*WHAT TO WORK ON*.
With the pictures omitted, write out the entries that follow exactly as they stand.

*ITEMS*.
#####

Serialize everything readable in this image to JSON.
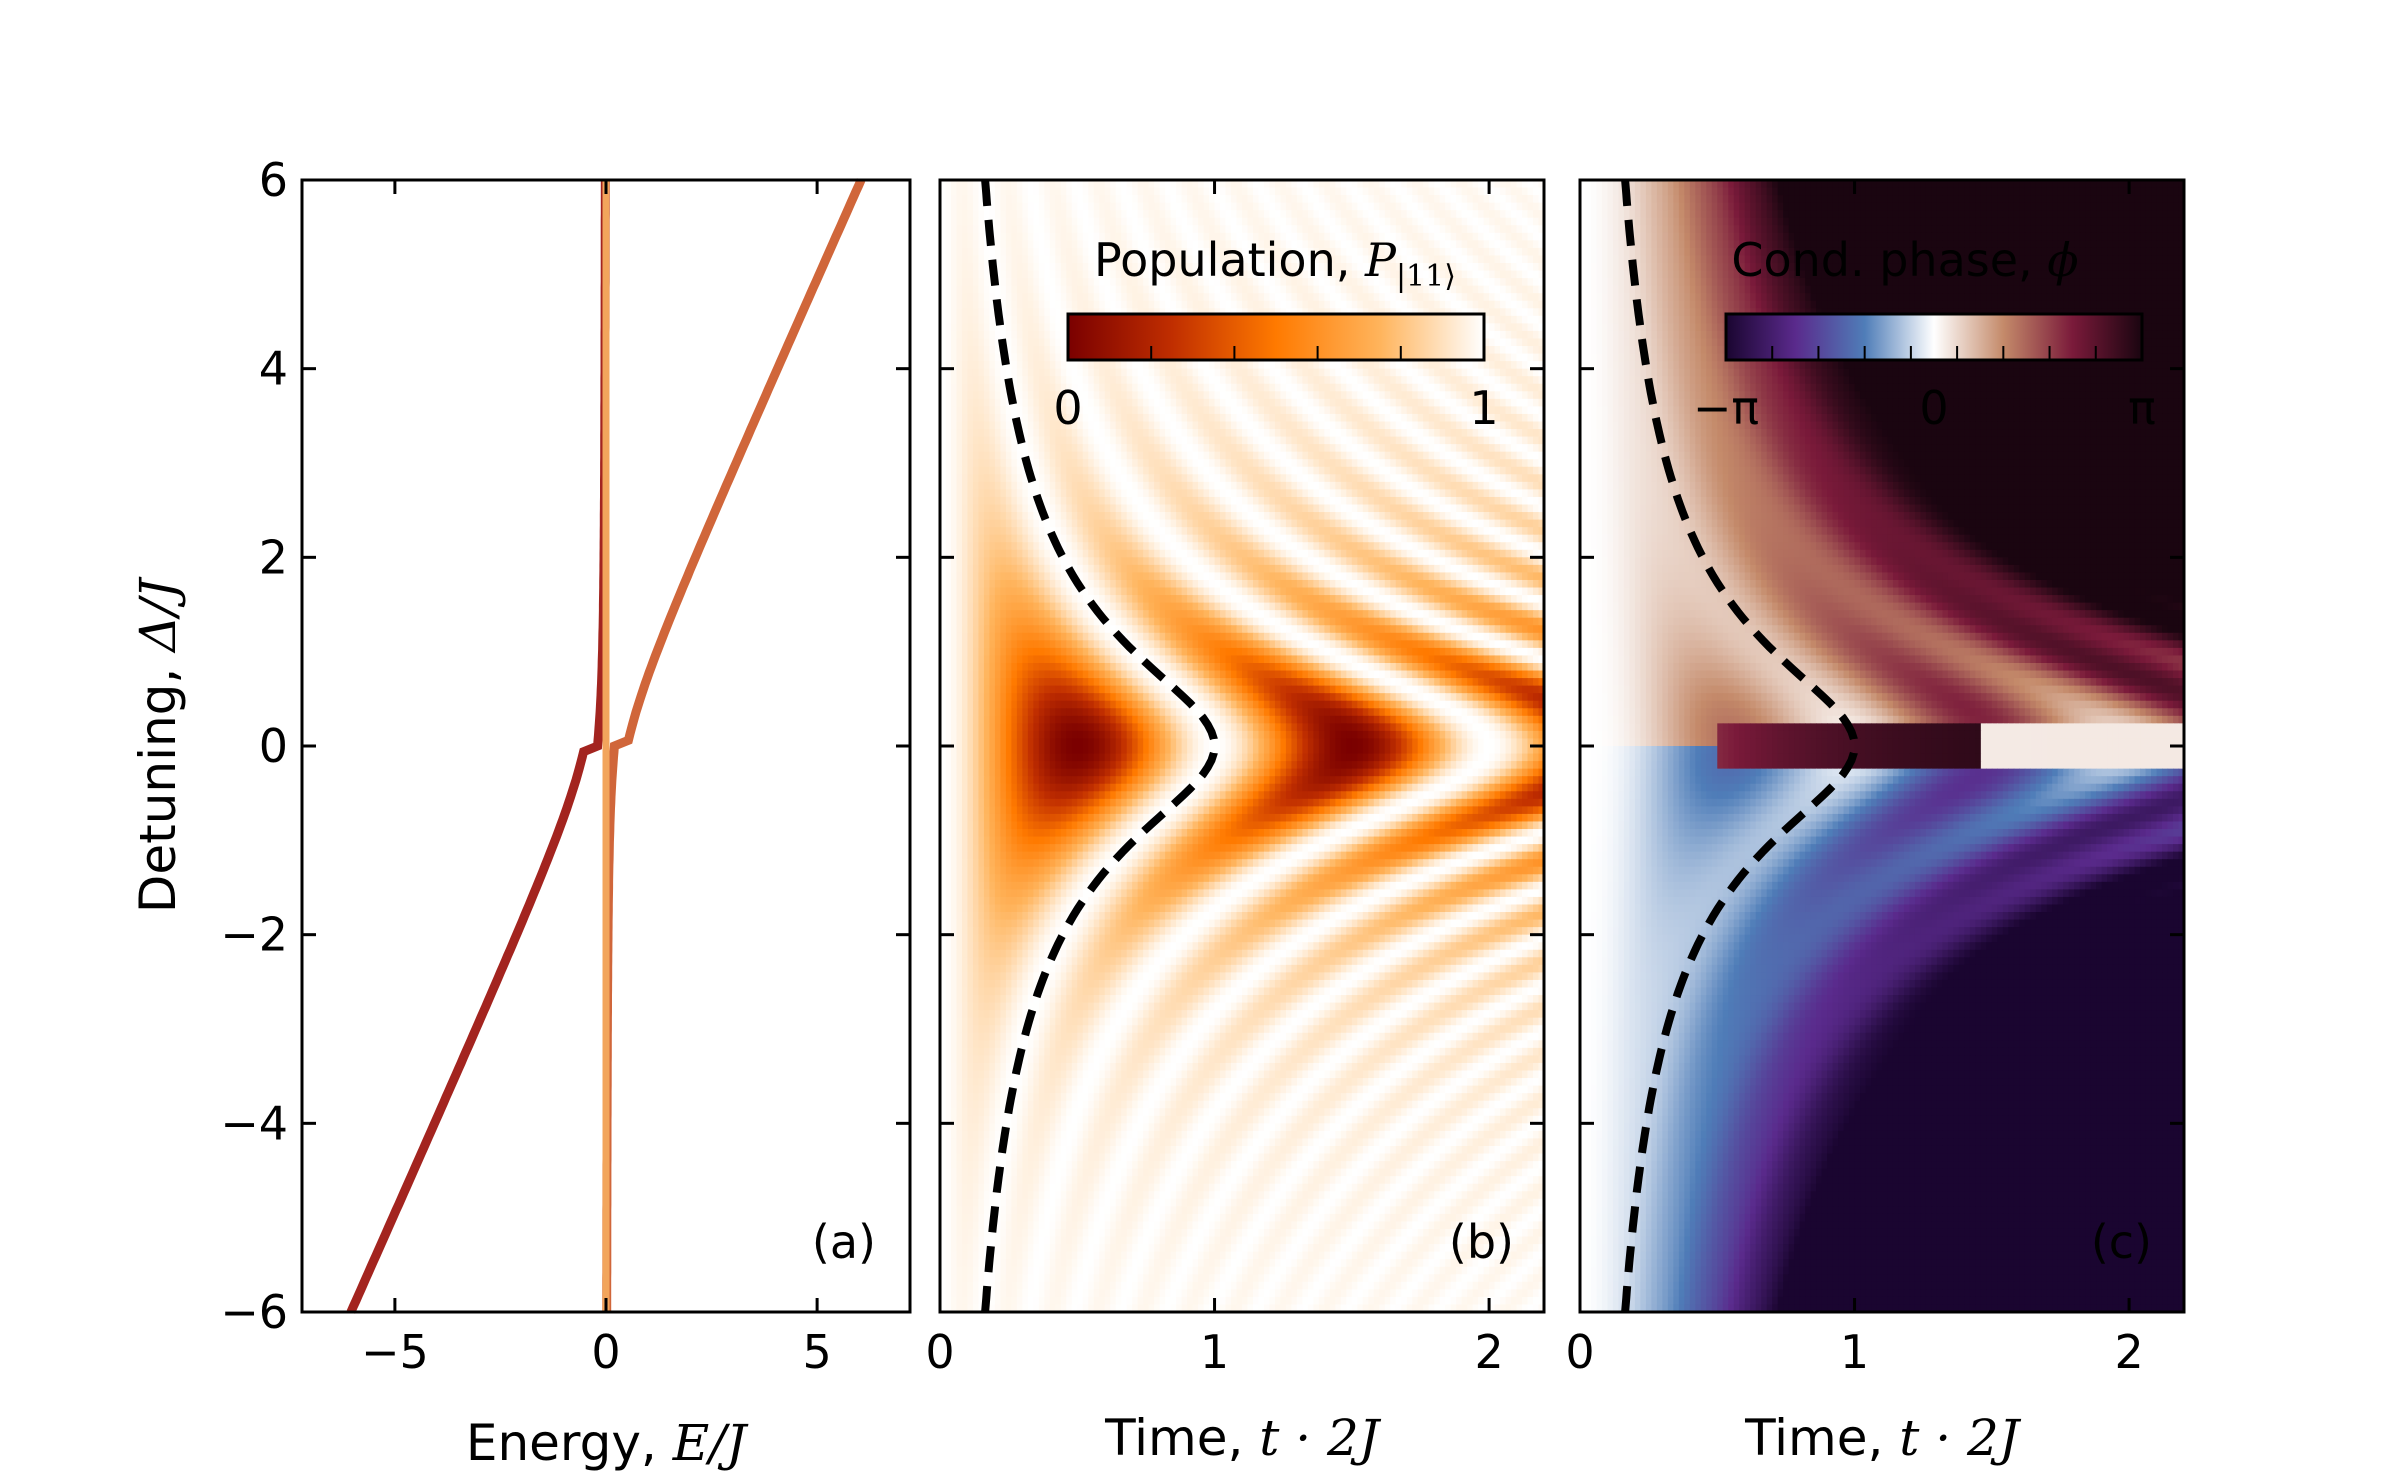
{
  "chart_data": [
    {
      "panel": "(a)",
      "type": "line",
      "xlabel_prefix": "Energy, ",
      "xlabel_math": "E/J",
      "ylabel_prefix": "Detuning, ",
      "ylabel_math": "Δ/J",
      "xlim": [
        -7.2,
        7.2
      ],
      "ylim": [
        -6,
        6
      ],
      "xticks": [
        -5,
        0,
        5
      ],
      "xtick_labels": [
        "−5",
        "0",
        "5"
      ],
      "yticks": [
        -6,
        -4,
        -2,
        0,
        2,
        4,
        6
      ],
      "ytick_labels": [
        "−6",
        "−4",
        "−2",
        "0",
        "2",
        "4",
        "6"
      ],
      "series": [
        {
          "color": "#a3241f",
          "function": "lower_eigenvalue",
          "y": [
            -6,
            -5,
            -4,
            -3,
            -2,
            -1,
            -0.5,
            0,
            0.5,
            1,
            2,
            3,
            4,
            5,
            6
          ],
          "x": [
            -6.04,
            -5.05,
            -4.06,
            -3.08,
            -2.11,
            -1.21,
            -0.83,
            -0.5,
            -0.33,
            -0.21,
            -0.1,
            -0.05,
            -0.04,
            -0.03,
            -0.02
          ]
        },
        {
          "color": "#d0663a",
          "function": "middle_eigenvalue",
          "y": [
            -6,
            -4,
            -2,
            -1,
            -0.5,
            0,
            0.5,
            1,
            2,
            3,
            4,
            5,
            6
          ],
          "x": [
            0.02,
            0.04,
            0.1,
            0.21,
            0.33,
            0.5,
            0.83,
            1.21,
            2.11,
            3.08,
            4.06,
            5.05,
            6.04
          ]
        },
        {
          "color": "#f2a55c",
          "function": "uncoupled_level",
          "y": [
            -6,
            6
          ],
          "x": [
            0,
            0
          ]
        }
      ]
    },
    {
      "panel": "(b)",
      "type": "heatmap",
      "xlabel_prefix": "Time, ",
      "xlabel_math": "t · 2J",
      "xlim": [
        0,
        2.2
      ],
      "ylim": [
        -6,
        6
      ],
      "xticks": [
        0,
        1,
        2
      ],
      "xtick_labels": [
        "0",
        "1",
        "2"
      ],
      "colorbar_title_prefix": "Population, ",
      "colorbar_title_math": "P",
      "colorbar_title_sub": "|11⟩",
      "colorbar_ticks": [
        "0",
        "1"
      ],
      "colormap": [
        "#7a0000",
        "#c02e00",
        "#ff7a00",
        "#ffb45c",
        "#ffffff"
      ],
      "dashed_curve": {
        "description": "t_peak = 1/sqrt(1 + Δ^2)",
        "y": [
          -6,
          -4,
          -2,
          -1,
          0,
          1,
          2,
          4,
          6
        ],
        "x": [
          0.164,
          0.243,
          0.447,
          0.707,
          1.0,
          0.707,
          0.447,
          0.243,
          0.164
        ]
      }
    },
    {
      "panel": "(c)",
      "type": "heatmap",
      "xlabel_prefix": "Time, ",
      "xlabel_math": "t · 2J",
      "xlim": [
        0,
        2.2
      ],
      "ylim": [
        -6,
        6
      ],
      "xticks": [
        0,
        1,
        2
      ],
      "xtick_labels": [
        "0",
        "1",
        "2"
      ],
      "colorbar_title_prefix": "Cond. phase, ",
      "colorbar_title_math": "ϕ",
      "colorbar_ticks": [
        "−π",
        "0",
        "π"
      ],
      "colormap": [
        "#1a0530",
        "#5a2a8c",
        "#4f7db8",
        "#ffffff",
        "#c48a6a",
        "#7a1a3a",
        "#1a0510"
      ],
      "dashed_curve": {
        "description": "t_peak = 1/sqrt(1 + Δ^2)",
        "y": [
          -6,
          -4,
          -2,
          -1,
          0,
          1,
          2,
          4,
          6
        ],
        "x": [
          0.164,
          0.243,
          0.447,
          0.707,
          1.0,
          0.707,
          0.447,
          0.243,
          0.164
        ]
      }
    }
  ]
}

#####

*TASK OUTPUT*.
Serialize everything readable in this image to JSON.
{
  "chart_data": [
    {
      "panel": "(a)",
      "type": "line",
      "xlabel_prefix": "Energy, ",
      "xlabel_math": "E/J",
      "ylabel_prefix": "Detuning, ",
      "ylabel_math": "Δ/J",
      "xlim": [
        -7.2,
        7.2
      ],
      "ylim": [
        -6,
        6
      ],
      "xticks": [
        -5,
        0,
        5
      ],
      "xtick_labels": [
        "−5",
        "0",
        "5"
      ],
      "yticks": [
        -6,
        -4,
        -2,
        0,
        2,
        4,
        6
      ],
      "ytick_labels": [
        "−6",
        "−4",
        "−2",
        "0",
        "2",
        "4",
        "6"
      ],
      "series": [
        {
          "color": "#a3241f",
          "function": "lower_eigenvalue",
          "y": [
            -6,
            -5,
            -4,
            -3,
            -2,
            -1,
            -0.5,
            0,
            0.5,
            1,
            2,
            3,
            4,
            5,
            6
          ],
          "x": [
            -6.04,
            -5.05,
            -4.06,
            -3.08,
            -2.11,
            -1.21,
            -0.83,
            -0.5,
            -0.33,
            -0.21,
            -0.1,
            -0.05,
            -0.04,
            -0.03,
            -0.02
          ]
        },
        {
          "color": "#d0663a",
          "function": "middle_eigenvalue",
          "y": [
            -6,
            -4,
            -2,
            -1,
            -0.5,
            0,
            0.5,
            1,
            2,
            3,
            4,
            5,
            6
          ],
          "x": [
            0.02,
            0.04,
            0.1,
            0.21,
            0.33,
            0.5,
            0.83,
            1.21,
            2.11,
            3.08,
            4.06,
            5.05,
            6.04
          ]
        },
        {
          "color": "#f2a55c",
          "function": "uncoupled_level",
          "y": [
            -6,
            6
          ],
          "x": [
            0,
            0
          ]
        }
      ]
    },
    {
      "panel": "(b)",
      "type": "heatmap",
      "xlabel_prefix": "Time, ",
      "xlabel_math": "t · 2J",
      "xlim": [
        0,
        2.2
      ],
      "ylim": [
        -6,
        6
      ],
      "xticks": [
        0,
        1,
        2
      ],
      "xtick_labels": [
        "0",
        "1",
        "2"
      ],
      "colorbar_title_prefix": "Population, ",
      "colorbar_title_math": "P",
      "colorbar_title_sub": "|11⟩",
      "colorbar_ticks": [
        "0",
        "1"
      ],
      "colormap": [
        "#7a0000",
        "#c02e00",
        "#ff7a00",
        "#ffb45c",
        "#ffffff"
      ],
      "dashed_curve": {
        "description": "t_peak = 1/sqrt(1 + Δ^2)",
        "y": [
          -6,
          -4,
          -2,
          -1,
          0,
          1,
          2,
          4,
          6
        ],
        "x": [
          0.164,
          0.243,
          0.447,
          0.707,
          1.0,
          0.707,
          0.447,
          0.243,
          0.164
        ]
      }
    },
    {
      "panel": "(c)",
      "type": "heatmap",
      "xlabel_prefix": "Time, ",
      "xlabel_math": "t · 2J",
      "xlim": [
        0,
        2.2
      ],
      "ylim": [
        -6,
        6
      ],
      "xticks": [
        0,
        1,
        2
      ],
      "xtick_labels": [
        "0",
        "1",
        "2"
      ],
      "colorbar_title_prefix": "Cond. phase, ",
      "colorbar_title_math": "ϕ",
      "colorbar_ticks": [
        "−π",
        "0",
        "π"
      ],
      "colormap": [
        "#1a0530",
        "#5a2a8c",
        "#4f7db8",
        "#ffffff",
        "#c48a6a",
        "#7a1a3a",
        "#1a0510"
      ],
      "dashed_curve": {
        "description": "t_peak = 1/sqrt(1 + Δ^2)",
        "y": [
          -6,
          -4,
          -2,
          -1,
          0,
          1,
          2,
          4,
          6
        ],
        "x": [
          0.164,
          0.243,
          0.447,
          0.707,
          1.0,
          0.707,
          0.447,
          0.243,
          0.164
        ]
      }
    }
  ]
}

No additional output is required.